» WHAT YOU ARE ASKED TO DO
Print every entry word for word, but omit the pictures.

[Structured figure records]
-- start --

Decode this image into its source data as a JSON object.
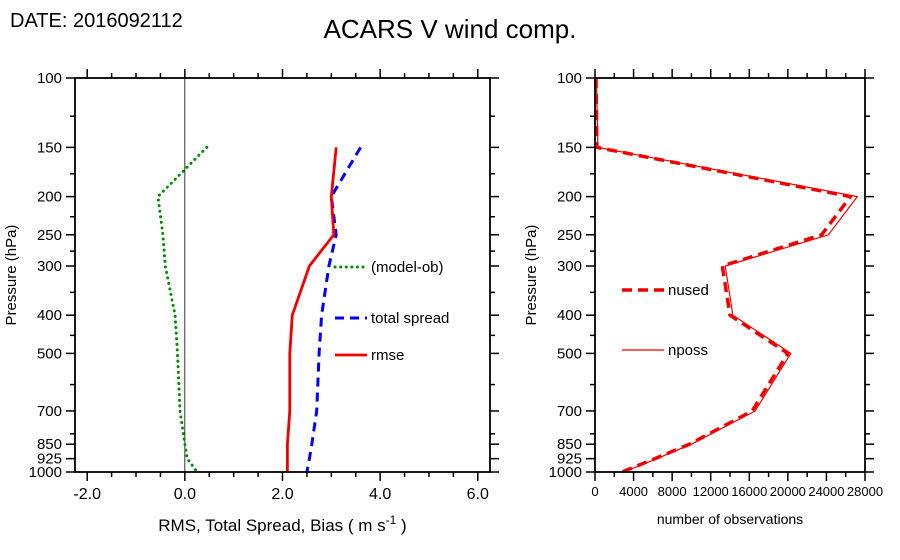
{
  "header": {
    "date_label": "DATE: 2016092112",
    "title": "ACARS V wind comp."
  },
  "chart_data": [
    {
      "id": "stats-panel",
      "type": "line",
      "xlabel_parts": [
        "RMS, Total Spread, Bias ( m s",
        "-1",
        " )"
      ],
      "ylabel": "Pressure (hPa)",
      "yscale": "log",
      "ylim": [
        100,
        1000
      ],
      "yticks": [
        100,
        150,
        200,
        250,
        300,
        400,
        500,
        700,
        850,
        925,
        1000
      ],
      "yminor": [
        125,
        175,
        225,
        275,
        350,
        450,
        600,
        800
      ],
      "xlim": [
        -2.25,
        6.25
      ],
      "xticks": [
        -2.0,
        0.0,
        2.0,
        4.0,
        6.0
      ],
      "xtick_labels": [
        "-2.0",
        "0.0",
        "2.0",
        "4.0",
        "6.0"
      ],
      "xminor_step": 0.5,
      "zero_line_x": 0.0,
      "grid": false,
      "pressure": [
        150,
        200,
        250,
        300,
        400,
        500,
        700,
        850,
        925,
        1000
      ],
      "series": [
        {
          "name": "(model-ob)",
          "color": "#008B00",
          "style": "dotted",
          "values": [
            0.45,
            -0.55,
            -0.45,
            -0.4,
            -0.2,
            -0.15,
            -0.1,
            0.0,
            0.05,
            0.25
          ]
        },
        {
          "name": "total spread",
          "color": "#0000FF",
          "style": "dashed",
          "values": [
            3.6,
            3.0,
            3.1,
            2.95,
            2.8,
            2.75,
            2.7,
            2.6,
            2.55,
            2.5
          ]
        },
        {
          "name": "rmse",
          "color": "#EE0000",
          "style": "solid",
          "values": [
            3.1,
            3.0,
            3.05,
            2.55,
            2.2,
            2.15,
            2.15,
            2.1,
            2.1,
            2.1
          ]
        }
      ],
      "legend_order": [
        "(model-ob)",
        "total spread",
        "rmse"
      ]
    },
    {
      "id": "obs-panel",
      "type": "line",
      "xlabel_parts": [
        "number of observations",
        "",
        ""
      ],
      "ylabel": "Pressure (hPa)",
      "yscale": "log",
      "ylim": [
        100,
        1000
      ],
      "yticks": [
        100,
        150,
        200,
        250,
        300,
        400,
        500,
        700,
        850,
        925,
        1000
      ],
      "yminor": [
        125,
        175,
        225,
        275,
        350,
        450,
        600,
        800
      ],
      "xlim": [
        0,
        28000
      ],
      "xticks": [
        0,
        4000,
        8000,
        12000,
        16000,
        20000,
        24000,
        28000
      ],
      "xtick_labels": [
        "0",
        "4000",
        "8000",
        "12000",
        "16000",
        "20000",
        "24000",
        "28000"
      ],
      "xminor_step": 2000,
      "grid": false,
      "pressure": [
        100,
        150,
        200,
        250,
        300,
        400,
        500,
        700,
        850,
        925,
        1000
      ],
      "series": [
        {
          "name": "nposs",
          "color": "#EE0000",
          "style": "solid-thin",
          "values": [
            150,
            300,
            27200,
            24200,
            13500,
            14300,
            20300,
            16600,
            10000,
            6400,
            3000
          ]
        },
        {
          "name": "nused",
          "color": "#EE0000",
          "style": "dashed-thick",
          "values": [
            100,
            200,
            26500,
            23500,
            13200,
            14000,
            20000,
            16300,
            9800,
            6200,
            2800
          ]
        }
      ],
      "legend_order": [
        "nused",
        "nposs"
      ]
    }
  ]
}
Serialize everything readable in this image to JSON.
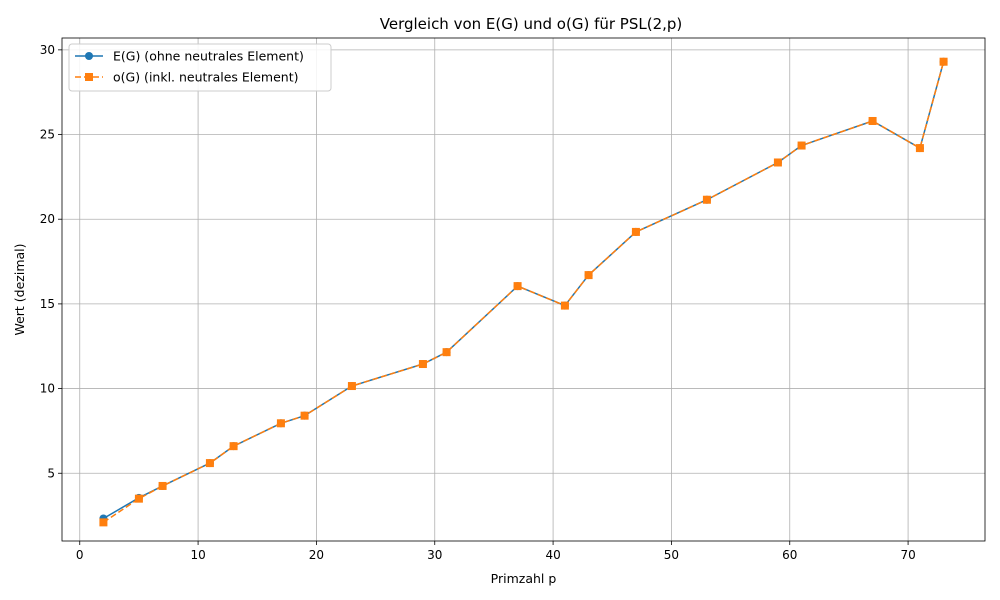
{
  "chart_data": {
    "type": "line",
    "title": "Vergleich von E(G) und o(G) für PSL(2,p)",
    "xlabel": "Primzahl p",
    "ylabel": "Wert (dezimal)",
    "xlim": [
      -1.5,
      76.5
    ],
    "ylim": [
      1.0,
      30.7
    ],
    "xticks": [
      0,
      10,
      20,
      30,
      40,
      50,
      60,
      70
    ],
    "yticks": [
      5,
      10,
      15,
      20,
      25,
      30
    ],
    "grid": true,
    "legend_position": "top-left",
    "x": [
      2,
      5,
      7,
      11,
      13,
      17,
      19,
      23,
      29,
      31,
      37,
      41,
      43,
      47,
      53,
      59,
      61,
      67,
      71,
      73
    ],
    "series": [
      {
        "name": "E(G) (ohne neutrales Element)",
        "color": "#1f77b4",
        "marker": "circle",
        "linestyle": "solid",
        "values": [
          2.33,
          3.55,
          4.25,
          5.6,
          6.6,
          7.95,
          8.4,
          10.15,
          11.45,
          12.15,
          16.05,
          14.9,
          16.7,
          19.25,
          21.15,
          23.35,
          24.35,
          25.8,
          24.2,
          29.3
        ]
      },
      {
        "name": "o(G) (inkl. neutrales Element)",
        "color": "#ff7f0e",
        "marker": "square",
        "linestyle": "dashed",
        "values": [
          2.1,
          3.5,
          4.25,
          5.6,
          6.6,
          7.95,
          8.4,
          10.15,
          11.45,
          12.15,
          16.05,
          14.9,
          16.7,
          19.25,
          21.15,
          23.35,
          24.35,
          25.8,
          24.2,
          29.3
        ]
      }
    ]
  }
}
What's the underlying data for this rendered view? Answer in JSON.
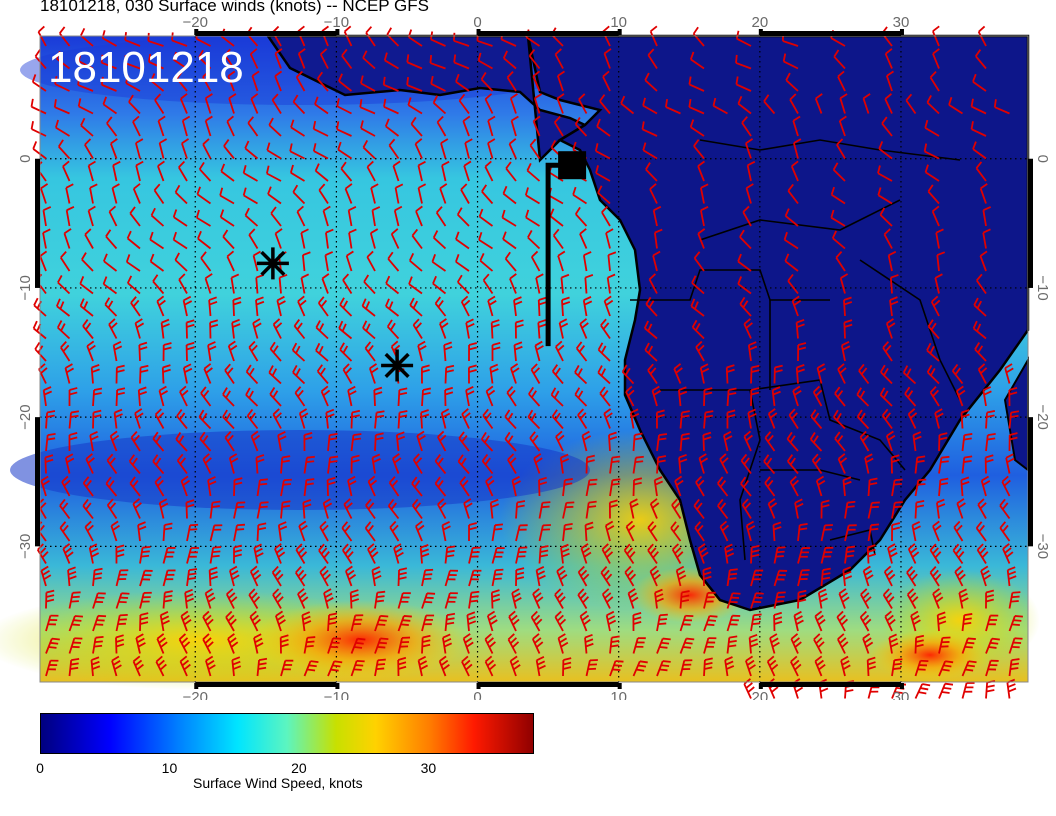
{
  "title": "18101218, 030 Surface winds (knots) -- NCEP GFS",
  "stamp": "18101218",
  "map": {
    "lon_min": -31,
    "lon_max": 39,
    "lat_max": 9.5,
    "lat_min": -40.5,
    "grid": "dotted",
    "lon_ticks": [
      -20,
      -10,
      0,
      10,
      20,
      30
    ],
    "lon_labels": [
      "−20",
      "−10",
      "0",
      "10",
      "20",
      "30"
    ],
    "lat_ticks": [
      0,
      -10,
      -20,
      -30
    ],
    "lat_labels": [
      "0",
      "−10",
      "−20",
      "−30"
    ],
    "barb_color": "#e00000",
    "coast_color": "#000000",
    "markers": [
      {
        "name": "asterisk-marker-1",
        "lon": -14.5,
        "lat": -8.1
      },
      {
        "name": "asterisk-marker-2",
        "lon": -5.7,
        "lat": -16.0
      }
    ],
    "track": {
      "lon": 5,
      "lat_start": -0.5,
      "lat_end": -14.5,
      "end_lon": 6.7
    },
    "square_marker": {
      "lon": 6.7,
      "lat": -0.5
    }
  },
  "colorbar": {
    "label": "Surface Wind Speed, knots",
    "min": 0,
    "max": 38,
    "ticks": [
      0,
      10,
      20,
      30
    ],
    "tick_labels": [
      "0",
      "10",
      "20",
      "30"
    ],
    "colors": [
      "#00007f",
      "#0000ff",
      "#0080ff",
      "#00e5ff",
      "#5cf5c0",
      "#c8e000",
      "#ffd200",
      "#ff7d00",
      "#ff1a00",
      "#900000"
    ]
  }
}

-- end --

» RESPONSE FOR THIS EXERCISE
Decode this image into its source data as a JSON object.
{
  "header": {
    "date_label": "DATE: 2016092112",
    "title": "ACARS V wind comp."
  },
  "chart_data": [
    {
      "id": "stats-panel",
      "type": "line",
      "xlabel_parts": [
        "RMS, Total Spread, Bias ( m s",
        "-1",
        " )"
      ],
      "ylabel": "Pressure (hPa)",
      "yscale": "log",
      "ylim": [
        100,
        1000
      ],
      "yticks": [
        100,
        150,
        200,
        250,
        300,
        400,
        500,
        700,
        850,
        925,
        1000
      ],
      "yminor": [
        125,
        175,
        225,
        275,
        350,
        450,
        600,
        800
      ],
      "xlim": [
        -2.25,
        6.25
      ],
      "xticks": [
        -2.0,
        0.0,
        2.0,
        4.0,
        6.0
      ],
      "xtick_labels": [
        "-2.0",
        "0.0",
        "2.0",
        "4.0",
        "6.0"
      ],
      "xminor_step": 0.5,
      "zero_line_x": 0.0,
      "grid": false,
      "pressure": [
        150,
        200,
        250,
        300,
        400,
        500,
        700,
        850,
        925,
        1000
      ],
      "series": [
        {
          "name": "(model-ob)",
          "color": "#008B00",
          "style": "dotted",
          "values": [
            0.45,
            -0.55,
            -0.45,
            -0.4,
            -0.2,
            -0.15,
            -0.1,
            0.0,
            0.05,
            0.25
          ]
        },
        {
          "name": "total spread",
          "color": "#0000FF",
          "style": "dashed",
          "values": [
            3.6,
            3.0,
            3.1,
            2.95,
            2.8,
            2.75,
            2.7,
            2.6,
            2.55,
            2.5
          ]
        },
        {
          "name": "rmse",
          "color": "#EE0000",
          "style": "solid",
          "values": [
            3.1,
            3.0,
            3.05,
            2.55,
            2.2,
            2.15,
            2.15,
            2.1,
            2.1,
            2.1
          ]
        }
      ],
      "legend_order": [
        "(model-ob)",
        "total spread",
        "rmse"
      ]
    },
    {
      "id": "obs-panel",
      "type": "line",
      "xlabel_parts": [
        "number of observations",
        "",
        ""
      ],
      "ylabel": "Pressure (hPa)",
      "yscale": "log",
      "ylim": [
        100,
        1000
      ],
      "yticks": [
        100,
        150,
        200,
        250,
        300,
        400,
        500,
        700,
        850,
        925,
        1000
      ],
      "yminor": [
        125,
        175,
        225,
        275,
        350,
        450,
        600,
        800
      ],
      "xlim": [
        0,
        28000
      ],
      "xticks": [
        0,
        4000,
        8000,
        12000,
        16000,
        20000,
        24000,
        28000
      ],
      "xtick_labels": [
        "0",
        "4000",
        "8000",
        "12000",
        "16000",
        "20000",
        "24000",
        "28000"
      ],
      "xminor_step": 2000,
      "grid": false,
      "pressure": [
        100,
        150,
        200,
        250,
        300,
        400,
        500,
        700,
        850,
        925,
        1000
      ],
      "series": [
        {
          "name": "nposs",
          "color": "#EE0000",
          "style": "solid-thin",
          "values": [
            150,
            300,
            27200,
            24200,
            13500,
            14300,
            20300,
            16600,
            10000,
            6400,
            3000
          ]
        },
        {
          "name": "nused",
          "color": "#EE0000",
          "style": "dashed-thick",
          "values": [
            100,
            200,
            26500,
            23500,
            13200,
            14000,
            20000,
            16300,
            9800,
            6200,
            2800
          ]
        }
      ],
      "legend_order": [
        "nused",
        "nposs"
      ]
    }
  ]
}
Serialize everything readable in this image to JSON.
{
  "chart_data": {
    "type": "line",
    "title": "Vergleich von E(G) und o(G) für PSL(2,p)",
    "xlabel": "Primzahl p",
    "ylabel": "Wert (dezimal)",
    "xlim": [
      -1.5,
      76.5
    ],
    "ylim": [
      1.0,
      30.7
    ],
    "xticks": [
      0,
      10,
      20,
      30,
      40,
      50,
      60,
      70
    ],
    "yticks": [
      5,
      10,
      15,
      20,
      25,
      30
    ],
    "grid": true,
    "legend_position": "top-left",
    "x": [
      2,
      5,
      7,
      11,
      13,
      17,
      19,
      23,
      29,
      31,
      37,
      41,
      43,
      47,
      53,
      59,
      61,
      67,
      71,
      73
    ],
    "series": [
      {
        "name": "E(G) (ohne neutrales Element)",
        "color": "#1f77b4",
        "marker": "circle",
        "linestyle": "solid",
        "values": [
          2.33,
          3.55,
          4.25,
          5.6,
          6.6,
          7.95,
          8.4,
          10.15,
          11.45,
          12.15,
          16.05,
          14.9,
          16.7,
          19.25,
          21.15,
          23.35,
          24.35,
          25.8,
          24.2,
          29.3
        ]
      },
      {
        "name": "o(G) (inkl. neutrales Element)",
        "color": "#ff7f0e",
        "marker": "square",
        "linestyle": "dashed",
        "values": [
          2.1,
          3.5,
          4.25,
          5.6,
          6.6,
          7.95,
          8.4,
          10.15,
          11.45,
          12.15,
          16.05,
          14.9,
          16.7,
          19.25,
          21.15,
          23.35,
          24.35,
          25.8,
          24.2,
          29.3
        ]
      }
    ]
  }
}
What's the underlying data for this rendered view? Answer in JSON.
{
  "title": "18101218, 030 Surface winds (knots) -- NCEP GFS",
  "stamp": "18101218",
  "map": {
    "lon_min": -31,
    "lon_max": 39,
    "lat_max": 9.5,
    "lat_min": -40.5,
    "grid": "dotted",
    "lon_ticks": [
      -20,
      -10,
      0,
      10,
      20,
      30
    ],
    "lon_labels": [
      "−20",
      "−10",
      "0",
      "10",
      "20",
      "30"
    ],
    "lat_ticks": [
      0,
      -10,
      -20,
      -30
    ],
    "lat_labels": [
      "0",
      "−10",
      "−20",
      "−30"
    ],
    "barb_color": "#e00000",
    "coast_color": "#000000",
    "markers": [
      {
        "name": "asterisk-marker-1",
        "lon": -14.5,
        "lat": -8.1
      },
      {
        "name": "asterisk-marker-2",
        "lon": -5.7,
        "lat": -16.0
      }
    ],
    "track": {
      "lon": 5,
      "lat_start": -0.5,
      "lat_end": -14.5,
      "end_lon": 6.7
    },
    "square_marker": {
      "lon": 6.7,
      "lat": -0.5
    }
  },
  "colorbar": {
    "label": "Surface Wind Speed, knots",
    "min": 0,
    "max": 38,
    "ticks": [
      0,
      10,
      20,
      30
    ],
    "tick_labels": [
      "0",
      "10",
      "20",
      "30"
    ],
    "colors": [
      "#00007f",
      "#0000ff",
      "#0080ff",
      "#00e5ff",
      "#5cf5c0",
      "#c8e000",
      "#ffd200",
      "#ff7d00",
      "#ff1a00",
      "#900000"
    ]
  }
}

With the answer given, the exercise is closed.